DESCRIPTION OF THE TASK:
Copy the records below exactly, omitting any pictures they contain.

SOURCE MATERIAL:
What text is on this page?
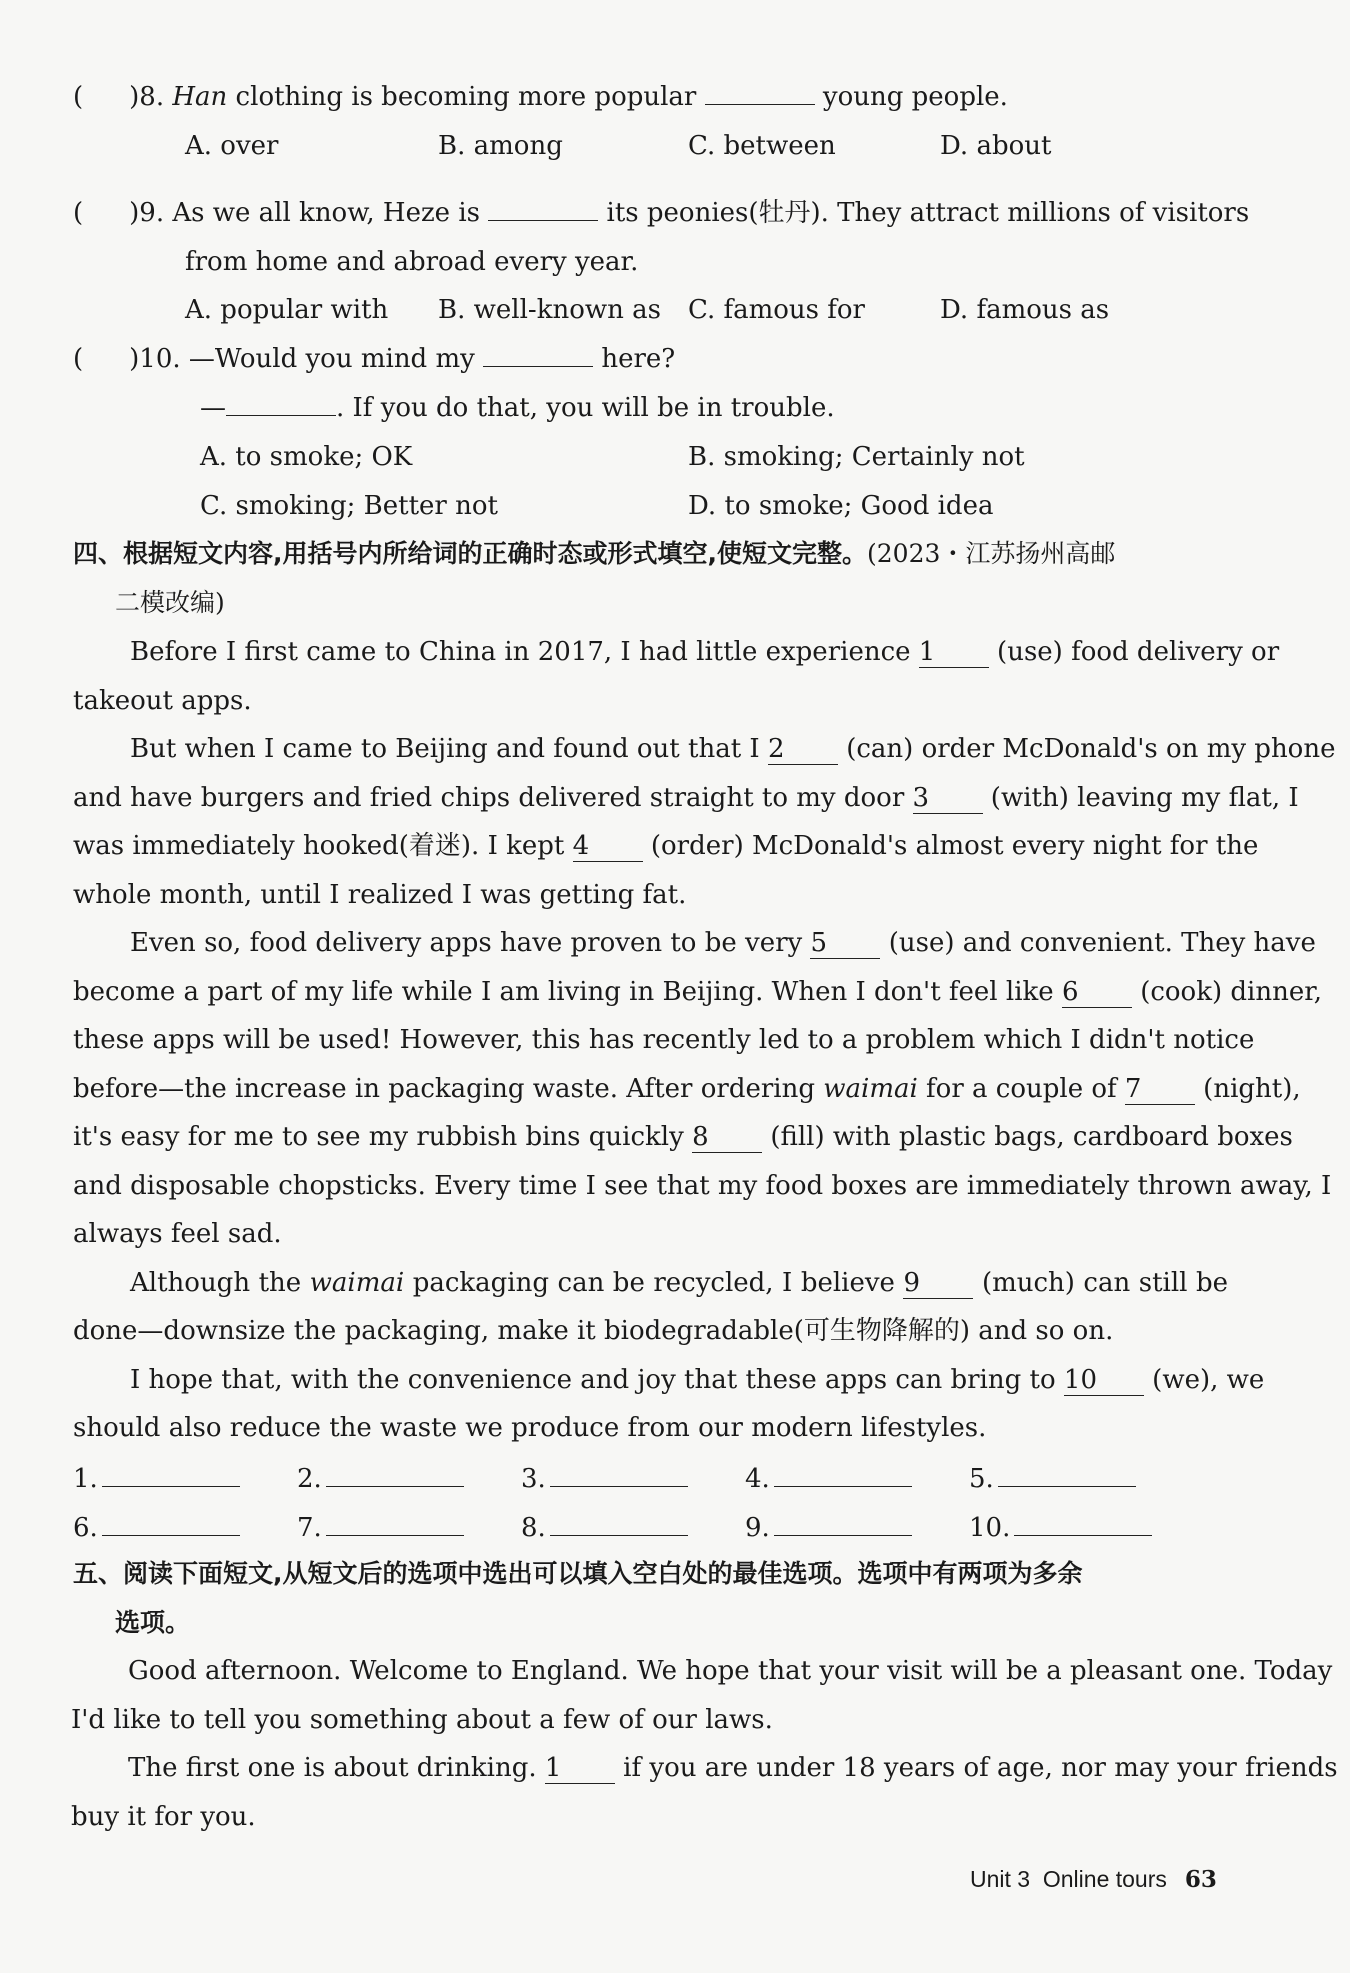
( )8. Han clothing is becoming more popular	young people.
A. over	B. among	C. between	D. about
( )9. As we all know, Heze is	its peonies(牡丹). They attract millions of visitors
from home and abroad every year.
A. popular with B. well-known as C. famous for	D. famous as
( )10. —Would you mind my	here?
—	. If you do that, you will be in trouble.
A. to smoke; OK	B. smoking; Certainly not
C. smoking; Better not	D. to smoke; Good idea
四、根据短文内容,用括号内所给词的正确时态或形式填空,使短文完整。(2023・江苏扬州高邮
二模改编)
Before I first came to China in 2017, I had little experience 1 (use) food delivery or
takeout apps.
But when I came to Beijing and found out that I 2 (can) order McDonald's on my phone
and have burgers and fried chips delivered straight to my door 3 (with) leaving my flat, I
was immediately hooked(着迷). I kept 4 (order) McDonald's almost every night for the
whole month, until I realized I was getting fat.
Even so, food delivery apps have proven to be very 5 (use) and convenient. They have
become a part of my life while I am living in Beijing. When I don't feel like 6 (cook) dinner,
these apps will be used! However, this has recently led to a problem which I didn't notice
before—the increase in packaging waste. After ordering waimai for a couple of 7 (night),
it's easy for me to see my rubbish bins quickly 8 (fill) with plastic bags, cardboard boxes
and disposable chopsticks. Every time I see that my food boxes are immediately thrown away, I
always feel sad.
Although the waimai packaging can be recycled, I believe 9 (much) can still be
done—downsize the packaging, make it biodegradable(可生物降解的) and so on.
I hope that, with the convenience and joy that these apps can bring to 10 (we), we
should also reduce the waste we produce from our modern lifestyles.
1.	2.	3.	4.	5.
6.	7.	8.	9.	10.
五、阅读下面短文,从短文后的选项中选出可以填入空白处的最佳选项。选项中有两项为多余
选项。
Good afternoon. Welcome to England. We hope that your visit will be a pleasant one. Today
I'd like to tell you something about a few of our laws.
The first one is about drinking. 1 if you are under 18 years of age, nor may your friends
buy it for you.
Unit 3 Online tours 63
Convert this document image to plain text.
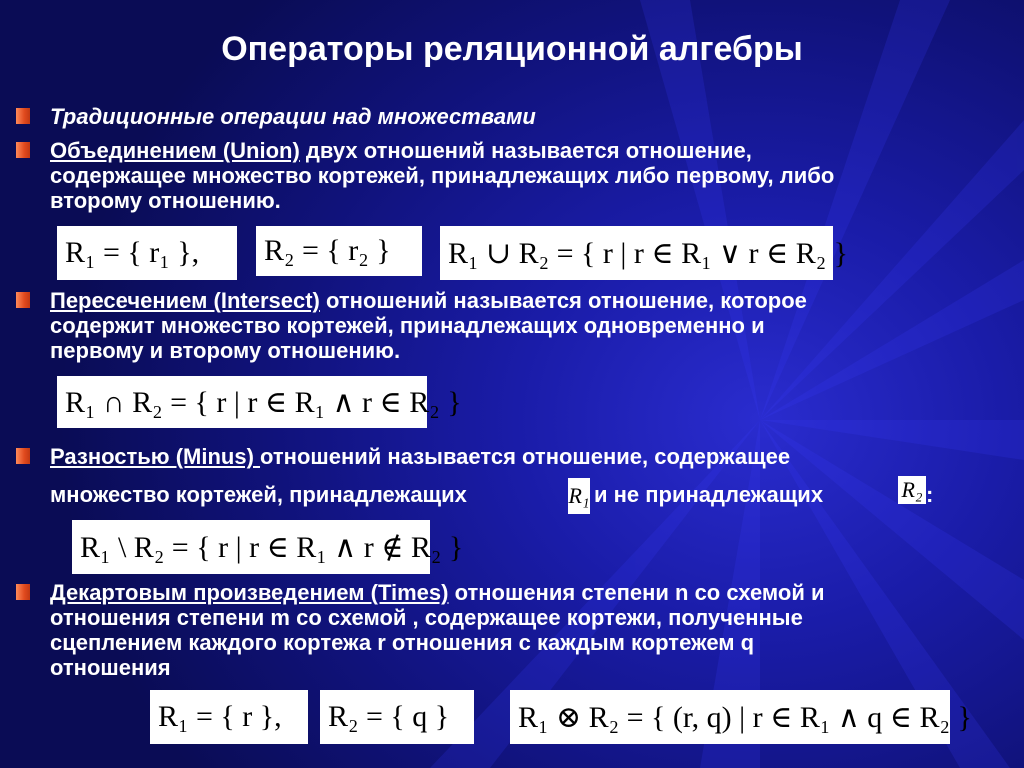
Операторы реляционной алгебры
Традиционные операции над множествами
Объединением (Union) двух отношений называется отношение,
содержащее множество кортежей, принадлежащих либо первому, либо
второму отношению.
R₁ = { r₁ },	R₂ = { r₂ }	R₁ ∪ R₂ = { r | r ∈ R₁ ∨ r ∈ R₂ }
Пересечением (Intersect) отношений называется отношение, которое
содержит множество кортежей, принадлежащих одновременно и
первому и второму отношению.
R₁ ∩ R₂ = { r | r ∈ R₁ ∧ r ∈ R₂ }
Разностью (Minus) отношений называется отношение, содержащее
множество кортежей, принадлежащих	R₁ и не принадлежащих	R₂ :
R₁ \ R₂ = { r | r ∈ R₁ ∧ r ∉ R₂ }
Декартовым произведением (Times) отношения степени n со схемой и
отношения степени m со схемой , содержащее кортежи, полученные
сцеплением каждого кортежа r отношения с каждым кортежем q
отношения
R₁ = { r },	R₂ = { q }	R₁ ⊗ R₂ = { (r, q) | r ∈ R₁ ∧ q ∈ R₂ }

OUTPUT OF THE TASK:
What text is on this page?
( )8. Han clothing is becoming more popular	young people.
A. over	B. among	C. between	D. about
( )9. As we all know, Heze is	its peonies(牡丹). They attract millions of visitors
from home and abroad every year.
A. popular with B. well-known as C. famous for	D. famous as
( )10. —Would you mind my	here?
—	. If you do that, you will be in trouble.
A. to smoke; OK	B. smoking; Certainly not
C. smoking; Better not	D. to smoke; Good idea
四、根据短文内容,用括号内所给词的正确时态或形式填空,使短文完整。(2023・江苏扬州高邮
二模改编)
Before I first came to China in 2017, I had little experience 1 (use) food delivery or
takeout apps.
But when I came to Beijing and found out that I 2 (can) order McDonald's on my phone
and have burgers and fried chips delivered straight to my door 3 (with) leaving my flat, I
was immediately hooked(着迷). I kept 4 (order) McDonald's almost every night for the
whole month, until I realized I was getting fat.
Even so, food delivery apps have proven to be very 5 (use) and convenient. They have
become a part of my life while I am living in Beijing. When I don't feel like 6 (cook) dinner,
these apps will be used! However, this has recently led to a problem which I didn't notice
before—the increase in packaging waste. After ordering waimai for a couple of 7 (night),
it's easy for me to see my rubbish bins quickly 8 (fill) with plastic bags, cardboard boxes
and disposable chopsticks. Every time I see that my food boxes are immediately thrown away, I
always feel sad.
Although the waimai packaging can be recycled, I believe 9 (much) can still be
done—downsize the packaging, make it biodegradable(可生物降解的) and so on.
I hope that, with the convenience and joy that these apps can bring to 10 (we), we
should also reduce the waste we produce from our modern lifestyles.
1.	2.	3.	4.	5.
6.	7.	8.	9.	10.
五、阅读下面短文,从短文后的选项中选出可以填入空白处的最佳选项。选项中有两项为多余
选项。
Good afternoon. Welcome to England. We hope that your visit will be a pleasant one. Today
I'd like to tell you something about a few of our laws.
The first one is about drinking. 1 if you are under 18 years of age, nor may your friends
buy it for you.
Unit 3 Online tours 63
Convert this document image to plain text.
Операторы реляционной алгебры
Традиционные операции над множествами
Объединением (Union) двух отношений называется отношение,
содержащее множество кортежей, принадлежащих либо первому, либо
второму отношению.
R₁ = { r₁ },	R₂ = { r₂ }	R₁ ∪ R₂ = { r | r ∈ R₁ ∨ r ∈ R₂ }
Пересечением (Intersect) отношений называется отношение, которое
содержит множество кортежей, принадлежащих одновременно и
первому и второму отношению.
R₁ ∩ R₂ = { r | r ∈ R₁ ∧ r ∈ R₂ }
Разностью (Minus) отношений называется отношение, содержащее
множество кортежей, принадлежащих	R₁ и не принадлежащих	R₂ :
R₁ \ R₂ = { r | r ∈ R₁ ∧ r ∉ R₂ }
Декартовым произведением (Times) отношения степени n со схемой и
отношения степени m со схемой , содержащее кортежи, полученные
сцеплением каждого кортежа r отношения с каждым кортежем q
отношения
R₁ = { r },	R₂ = { q }	R₁ ⊗ R₂ = { (r, q) | r ∈ R₁ ∧ q ∈ R₂ }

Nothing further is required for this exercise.